- **Do this**: Look through the data below. Pick out the lines holding the string "name".

>> START Information given

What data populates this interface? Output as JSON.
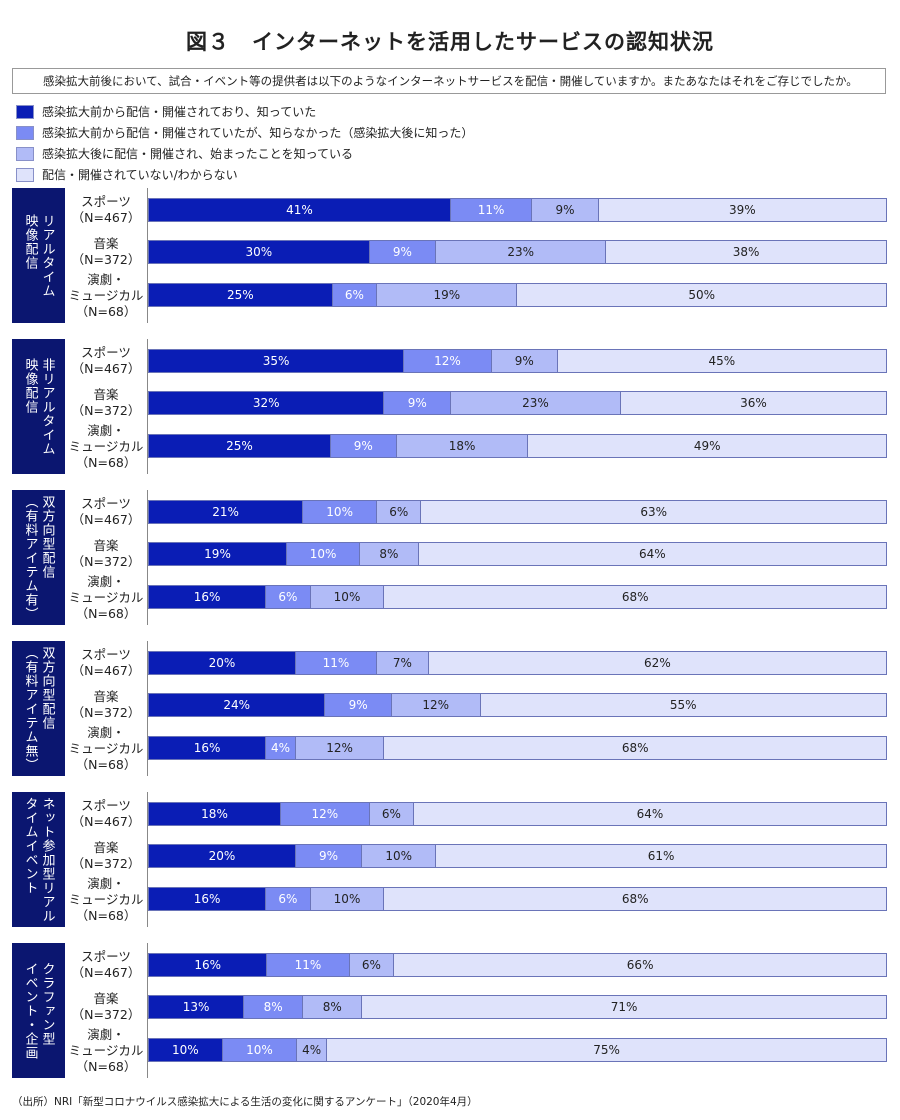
{
  "chart_data": {
    "type": "bar",
    "stacked": "horizontal-100%",
    "title": "図３　インターネットを活用したサービスの認知状況",
    "question": "感染拡大前後において、試合・イベント等の提供者は以下のようなインターネットサービスを配信・開催していますか。またあなたはそれをご存じでしたか。",
    "legend": [
      {
        "label": "感染拡大前から配信・開催されており、知っていた",
        "color": "#0a1db5"
      },
      {
        "label": "感染拡大前から配信・開催されていたが、知らなかった（感染拡大後に知った）",
        "color": "#7b8bf4"
      },
      {
        "label": "感染拡大後に配信・開催され、始まったことを知っている",
        "color": "#b1bbf7"
      },
      {
        "label": "配信・開催されていない/わからない",
        "color": "#dfe3fb"
      }
    ],
    "text_colors": [
      "#ffffff",
      "#ffffff",
      "#222222",
      "#222222"
    ],
    "row_labels": [
      "スポーツ\n（N=467）",
      "音楽\n（N=372）",
      "演劇・\nミュージカル\n（N=68）"
    ],
    "groups": [
      {
        "name": "リアルタイム\n映像配信",
        "rows": [
          [
            41,
            11,
            9,
            39
          ],
          [
            30,
            9,
            23,
            38
          ],
          [
            25,
            6,
            19,
            50
          ]
        ]
      },
      {
        "name": "非リアルタイム\n映像配信",
        "rows": [
          [
            35,
            12,
            9,
            45
          ],
          [
            32,
            9,
            23,
            36
          ],
          [
            25,
            9,
            18,
            49
          ]
        ]
      },
      {
        "name": "双方向型配信\n（有料アイテム有）",
        "rows": [
          [
            21,
            10,
            6,
            63
          ],
          [
            19,
            10,
            8,
            64
          ],
          [
            16,
            6,
            10,
            68
          ]
        ]
      },
      {
        "name": "双方向型配信\n（有料アイテム無）",
        "rows": [
          [
            20,
            11,
            7,
            62
          ],
          [
            24,
            9,
            12,
            55
          ],
          [
            16,
            4,
            12,
            68
          ]
        ]
      },
      {
        "name": "ネット参加型リアル\nタイムイベント",
        "rows": [
          [
            18,
            12,
            6,
            64
          ],
          [
            20,
            9,
            10,
            61
          ],
          [
            16,
            6,
            10,
            68
          ]
        ]
      },
      {
        "name": "クラファン型\nイベント・企画",
        "rows": [
          [
            16,
            11,
            6,
            66
          ],
          [
            13,
            8,
            8,
            71
          ],
          [
            10,
            10,
            4,
            75
          ]
        ]
      }
    ],
    "source": "（出所）NRI「新型コロナウイルス感染拡大による生活の変化に関するアンケート」（2020年4月）"
  }
}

>> END Information given

- **Expected output**:
        "name": "リアルタイム\n映像配信",
        "name": "非リアルタイム\n映像配信",
        "name": "双方向型配信\n（有料アイテム有）",
        "name": "双方向型配信\n（有料アイテム無）",
        "name": "ネット参加型リアル\nタイムイベント",
        "name": "クラファン型\nイベント・企画",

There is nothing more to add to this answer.